#### EXTRACTED DATA
- - -

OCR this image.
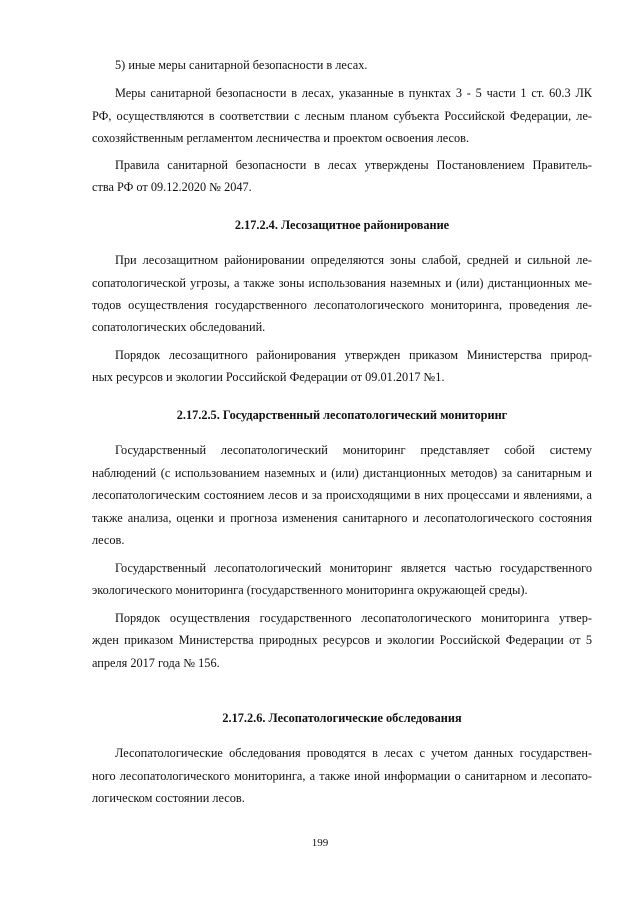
5) иные меры санитарной безопасности в лесах.
Меры санитарной безопасности в лесах, указанные в пунктах 3 - 5 части 1 ст. 60.3 ЛК
РФ, осуществляются в соответствии с лесным планом субъекта Российской Федерации, ле-
сохозяйственным регламентом лесничества и проектом освоения лесов.
Правила санитарной безопасности в лесах утверждены Постановлением Правитель-
ства РФ от 09.12.2020 № 2047.
2.17.2.4. Лесозащитное районирование
При лесозащитном районировании определяются зоны слабой, средней и сильной ле-
сопатологической угрозы, а также зоны использования наземных и (или) дистанционных ме-
тодов осуществления государственного лесопатологического мониторинга, проведения ле-
сопатологических обследований.
Порядок лесозащитного районирования утвержден приказом Министерства природ-
ных ресурсов и экологии Российской Федерации от 09.01.2017 №1.
2.17.2.5. Государственный лесопатологический мониторинг
Государственный лесопатологический мониторинг представляет собой систему
наблюдений (с использованием наземных и (или) дистанционных методов) за санитарным и
лесопатологическим состоянием лесов и за происходящими в них процессами и явлениями, а
также анализа, оценки и прогноза изменения санитарного и лесопатологического состояния
лесов.
Государственный лесопатологический мониторинг является частью государственного
экологического мониторинга (государственного мониторинга окружающей среды).
Порядок осуществления государственного лесопатологического мониторинга утвер-
жден приказом Министерства природных ресурсов и экологии Российской Федерации от 5
апреля 2017 года № 156.
2.17.2.6. Лесопатологические обследования
Лесопатологические обследования проводятся в лесах с учетом данных государствен-
ного лесопатологического мониторинга, а также иной информации о санитарном и лесопато-
логическом состоянии лесов.
199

- - -

#### WORK REQUIRED
Identify and copy lines that hold the string "Порядок".

#### ANSWER BELOW
Порядок лесозащитного районирования утвержден приказом Министерства природ-
Порядок осуществления государственного лесопатологического мониторинга утвер-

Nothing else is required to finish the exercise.